[Records]
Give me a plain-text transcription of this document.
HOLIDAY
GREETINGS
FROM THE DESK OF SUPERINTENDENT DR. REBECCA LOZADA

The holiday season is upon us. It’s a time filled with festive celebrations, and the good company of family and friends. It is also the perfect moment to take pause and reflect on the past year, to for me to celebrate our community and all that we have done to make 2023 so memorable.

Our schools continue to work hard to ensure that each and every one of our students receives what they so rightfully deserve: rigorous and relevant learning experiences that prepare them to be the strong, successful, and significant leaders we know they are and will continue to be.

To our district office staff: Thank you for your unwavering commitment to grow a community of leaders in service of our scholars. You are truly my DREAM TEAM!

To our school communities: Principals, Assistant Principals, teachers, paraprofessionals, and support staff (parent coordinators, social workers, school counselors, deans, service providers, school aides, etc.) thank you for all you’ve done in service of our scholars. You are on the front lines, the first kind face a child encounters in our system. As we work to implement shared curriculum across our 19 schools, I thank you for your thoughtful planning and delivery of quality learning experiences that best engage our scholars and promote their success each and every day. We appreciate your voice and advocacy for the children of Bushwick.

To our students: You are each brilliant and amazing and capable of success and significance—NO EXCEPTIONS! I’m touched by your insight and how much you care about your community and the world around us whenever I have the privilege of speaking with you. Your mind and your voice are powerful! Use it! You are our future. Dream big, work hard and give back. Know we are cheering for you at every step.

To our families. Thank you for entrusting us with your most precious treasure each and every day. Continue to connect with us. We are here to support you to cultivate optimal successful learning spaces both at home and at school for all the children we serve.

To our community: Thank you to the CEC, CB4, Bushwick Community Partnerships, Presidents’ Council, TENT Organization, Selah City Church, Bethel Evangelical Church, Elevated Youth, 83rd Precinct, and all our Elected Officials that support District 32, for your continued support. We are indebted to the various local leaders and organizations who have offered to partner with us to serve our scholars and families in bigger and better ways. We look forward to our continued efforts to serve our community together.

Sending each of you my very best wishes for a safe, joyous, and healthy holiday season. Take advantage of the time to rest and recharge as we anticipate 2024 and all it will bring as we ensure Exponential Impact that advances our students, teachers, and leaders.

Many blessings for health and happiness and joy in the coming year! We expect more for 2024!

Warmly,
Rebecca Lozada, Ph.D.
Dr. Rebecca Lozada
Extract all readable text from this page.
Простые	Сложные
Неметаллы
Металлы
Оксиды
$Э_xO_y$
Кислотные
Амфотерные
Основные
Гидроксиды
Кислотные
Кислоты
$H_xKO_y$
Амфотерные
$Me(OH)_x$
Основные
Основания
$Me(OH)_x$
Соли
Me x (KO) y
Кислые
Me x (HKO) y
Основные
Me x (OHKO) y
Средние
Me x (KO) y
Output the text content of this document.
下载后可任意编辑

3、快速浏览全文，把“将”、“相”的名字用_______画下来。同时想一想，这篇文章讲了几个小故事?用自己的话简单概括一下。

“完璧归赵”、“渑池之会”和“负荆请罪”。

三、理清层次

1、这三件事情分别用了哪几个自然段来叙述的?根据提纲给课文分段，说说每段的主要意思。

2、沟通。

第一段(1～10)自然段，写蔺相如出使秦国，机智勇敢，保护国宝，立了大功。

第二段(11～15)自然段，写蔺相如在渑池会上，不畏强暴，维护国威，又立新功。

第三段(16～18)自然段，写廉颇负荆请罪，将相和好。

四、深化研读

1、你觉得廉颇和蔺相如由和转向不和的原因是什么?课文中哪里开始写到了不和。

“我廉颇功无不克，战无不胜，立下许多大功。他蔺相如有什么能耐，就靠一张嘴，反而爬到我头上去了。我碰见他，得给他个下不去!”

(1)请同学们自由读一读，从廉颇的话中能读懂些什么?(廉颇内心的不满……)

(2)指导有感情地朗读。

* * *

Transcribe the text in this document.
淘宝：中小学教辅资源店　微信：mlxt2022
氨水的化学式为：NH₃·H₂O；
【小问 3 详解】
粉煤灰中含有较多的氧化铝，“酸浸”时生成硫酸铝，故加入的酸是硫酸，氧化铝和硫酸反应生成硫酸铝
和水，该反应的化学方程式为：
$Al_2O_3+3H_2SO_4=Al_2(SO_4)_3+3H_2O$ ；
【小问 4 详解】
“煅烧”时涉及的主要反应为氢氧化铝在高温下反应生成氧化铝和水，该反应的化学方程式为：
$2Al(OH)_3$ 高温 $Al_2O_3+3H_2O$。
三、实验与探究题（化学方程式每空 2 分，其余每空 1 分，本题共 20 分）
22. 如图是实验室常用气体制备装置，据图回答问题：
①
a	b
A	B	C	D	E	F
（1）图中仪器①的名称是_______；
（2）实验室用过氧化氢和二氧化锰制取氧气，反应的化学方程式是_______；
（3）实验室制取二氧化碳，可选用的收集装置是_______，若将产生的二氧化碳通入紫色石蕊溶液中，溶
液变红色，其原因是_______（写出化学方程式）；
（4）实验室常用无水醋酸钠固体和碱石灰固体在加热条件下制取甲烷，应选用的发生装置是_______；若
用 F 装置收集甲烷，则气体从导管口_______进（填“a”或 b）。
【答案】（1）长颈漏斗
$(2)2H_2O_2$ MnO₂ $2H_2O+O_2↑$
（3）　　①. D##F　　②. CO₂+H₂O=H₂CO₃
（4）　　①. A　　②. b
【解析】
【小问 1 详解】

▶ What you should do: Give the count of lines that hold the word "document", with nothing added.

▶ Answer to the problem: 3